## Request
Reproduce the listing below without any change.

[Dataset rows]
_ _ _ _ _ _ _
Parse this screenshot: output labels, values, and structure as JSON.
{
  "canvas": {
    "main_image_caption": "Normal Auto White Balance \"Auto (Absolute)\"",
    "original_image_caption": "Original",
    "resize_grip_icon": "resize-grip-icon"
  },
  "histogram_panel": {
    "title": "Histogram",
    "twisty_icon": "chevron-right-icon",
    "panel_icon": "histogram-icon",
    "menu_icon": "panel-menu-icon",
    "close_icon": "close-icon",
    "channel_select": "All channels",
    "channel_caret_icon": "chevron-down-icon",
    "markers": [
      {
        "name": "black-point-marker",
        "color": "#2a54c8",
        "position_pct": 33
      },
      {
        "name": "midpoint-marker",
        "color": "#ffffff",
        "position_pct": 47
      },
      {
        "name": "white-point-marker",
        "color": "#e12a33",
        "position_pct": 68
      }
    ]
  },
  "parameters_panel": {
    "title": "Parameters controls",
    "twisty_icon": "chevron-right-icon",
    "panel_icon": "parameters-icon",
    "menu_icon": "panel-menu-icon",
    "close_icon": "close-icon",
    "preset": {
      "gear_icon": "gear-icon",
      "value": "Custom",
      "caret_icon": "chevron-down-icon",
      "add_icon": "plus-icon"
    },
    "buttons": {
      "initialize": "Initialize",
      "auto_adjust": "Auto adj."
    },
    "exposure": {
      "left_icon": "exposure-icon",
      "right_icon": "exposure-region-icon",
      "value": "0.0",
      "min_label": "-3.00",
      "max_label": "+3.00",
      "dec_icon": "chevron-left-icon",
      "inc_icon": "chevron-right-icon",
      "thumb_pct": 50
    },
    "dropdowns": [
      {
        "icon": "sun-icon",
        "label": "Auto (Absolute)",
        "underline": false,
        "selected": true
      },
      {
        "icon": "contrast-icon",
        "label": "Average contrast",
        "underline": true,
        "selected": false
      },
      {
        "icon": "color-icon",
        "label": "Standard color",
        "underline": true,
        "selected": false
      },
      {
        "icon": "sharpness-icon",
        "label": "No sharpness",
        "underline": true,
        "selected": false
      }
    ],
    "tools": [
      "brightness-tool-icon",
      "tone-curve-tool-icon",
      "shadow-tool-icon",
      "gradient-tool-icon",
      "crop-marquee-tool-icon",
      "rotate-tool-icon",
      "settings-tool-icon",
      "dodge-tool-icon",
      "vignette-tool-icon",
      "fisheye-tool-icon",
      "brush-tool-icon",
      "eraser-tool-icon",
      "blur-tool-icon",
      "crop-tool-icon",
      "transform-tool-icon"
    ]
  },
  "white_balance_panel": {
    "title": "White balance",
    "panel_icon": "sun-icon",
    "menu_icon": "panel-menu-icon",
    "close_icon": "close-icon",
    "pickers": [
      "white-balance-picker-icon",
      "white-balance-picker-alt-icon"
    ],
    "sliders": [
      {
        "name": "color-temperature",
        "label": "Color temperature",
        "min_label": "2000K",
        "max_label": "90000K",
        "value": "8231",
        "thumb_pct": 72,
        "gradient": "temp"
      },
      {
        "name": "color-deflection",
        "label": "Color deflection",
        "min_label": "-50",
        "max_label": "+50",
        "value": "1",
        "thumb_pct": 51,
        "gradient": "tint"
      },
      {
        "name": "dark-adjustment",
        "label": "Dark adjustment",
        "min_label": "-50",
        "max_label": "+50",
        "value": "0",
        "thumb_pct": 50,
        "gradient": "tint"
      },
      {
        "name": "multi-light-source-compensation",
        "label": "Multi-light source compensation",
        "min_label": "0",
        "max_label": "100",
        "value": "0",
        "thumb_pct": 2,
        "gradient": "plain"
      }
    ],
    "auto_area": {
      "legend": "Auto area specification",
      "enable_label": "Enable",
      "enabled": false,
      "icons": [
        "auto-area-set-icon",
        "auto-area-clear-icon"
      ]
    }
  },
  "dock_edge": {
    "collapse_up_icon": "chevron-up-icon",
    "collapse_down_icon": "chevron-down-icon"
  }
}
_ _ _ _ _ _ _
## Final answer
Parse this screenshot: output labels, values, and structure as JSON.
{
  "canvas": {
    "main_image_caption": "Normal Auto White Balance \"Auto (Absolute)\"",
    "original_image_caption": "Original",
    "resize_grip_icon": "resize-grip-icon"
  },
  "histogram_panel": {
    "title": "Histogram",
    "twisty_icon": "chevron-right-icon",
    "panel_icon": "histogram-icon",
    "menu_icon": "panel-menu-icon",
    "close_icon": "close-icon",
    "channel_select": "All channels",
    "channel_caret_icon": "chevron-down-icon",
    "markers": [
      {
        "name": "black-point-marker",
        "color": "#2a54c8",
        "position_pct": 33
      },
      {
        "name": "midpoint-marker",
        "color": "#ffffff",
        "position_pct": 47
      },
      {
        "name": "white-point-marker",
        "color": "#e12a33",
        "position_pct": 68
      }
    ]
  },
  "parameters_panel": {
    "title": "Parameters controls",
    "twisty_icon": "chevron-right-icon",
    "panel_icon": "parameters-icon",
    "menu_icon": "panel-menu-icon",
    "close_icon": "close-icon",
    "preset": {
      "gear_icon": "gear-icon",
      "value": "Custom",
      "caret_icon": "chevron-down-icon",
      "add_icon": "plus-icon"
    },
    "buttons": {
      "initialize": "Initialize",
      "auto_adjust": "Auto adj."
    },
    "exposure": {
      "left_icon": "exposure-icon",
      "right_icon": "exposure-region-icon",
      "value": "0.0",
      "min_label": "-3.00",
      "max_label": "+3.00",
      "dec_icon": "chevron-left-icon",
      "inc_icon": "chevron-right-icon",
      "thumb_pct": 50
    },
    "dropdowns": [
      {
        "icon": "sun-icon",
        "label": "Auto (Absolute)",
        "underline": false,
        "selected": true
      },
      {
        "icon": "contrast-icon",
        "label": "Average contrast",
        "underline": true,
        "selected": false
      },
      {
        "icon": "color-icon",
        "label": "Standard color",
        "underline": true,
        "selected": false
      },
      {
        "icon": "sharpness-icon",
        "label": "No sharpness",
        "underline": true,
        "selected": false
      }
    ],
    "tools": [
      "brightness-tool-icon",
      "tone-curve-tool-icon",
      "shadow-tool-icon",
      "gradient-tool-icon",
      "crop-marquee-tool-icon",
      "rotate-tool-icon",
      "settings-tool-icon",
      "dodge-tool-icon",
      "vignette-tool-icon",
      "fisheye-tool-icon",
      "brush-tool-icon",
      "eraser-tool-icon",
      "blur-tool-icon",
      "crop-tool-icon",
      "transform-tool-icon"
    ]
  },
  "white_balance_panel": {
    "title": "White balance",
    "panel_icon": "sun-icon",
    "menu_icon": "panel-menu-icon",
    "close_icon": "close-icon",
    "pickers": [
      "white-balance-picker-icon",
      "white-balance-picker-alt-icon"
    ],
    "sliders": [
      {
        "name": "color-temperature",
        "label": "Color temperature",
        "min_label": "2000K",
        "max_label": "90000K",
        "value": "8231",
        "thumb_pct": 72,
        "gradient": "temp"
      },
      {
        "name": "color-deflection",
        "label": "Color deflection",
        "min_label": "-50",
        "max_label": "+50",
        "value": "1",
        "thumb_pct": 51,
        "gradient": "tint"
      },
      {
        "name": "dark-adjustment",
        "label": "Dark adjustment",
        "min_label": "-50",
        "max_label": "+50",
        "value": "0",
        "thumb_pct": 50,
        "gradient": "tint"
      },
      {
        "name": "multi-light-source-compensation",
        "label": "Multi-light source compensation",
        "min_label": "0",
        "max_label": "100",
        "value": "0",
        "thumb_pct": 2,
        "gradient": "plain"
      }
    ],
    "auto_area": {
      "legend": "Auto area specification",
      "enable_label": "Enable",
      "enabled": false,
      "icons": [
        "auto-area-set-icon",
        "auto-area-clear-icon"
      ]
    }
  },
  "dock_edge": {
    "collapse_up_icon": "chevron-up-icon",
    "collapse_down_icon": "chevron-down-icon"
  }
}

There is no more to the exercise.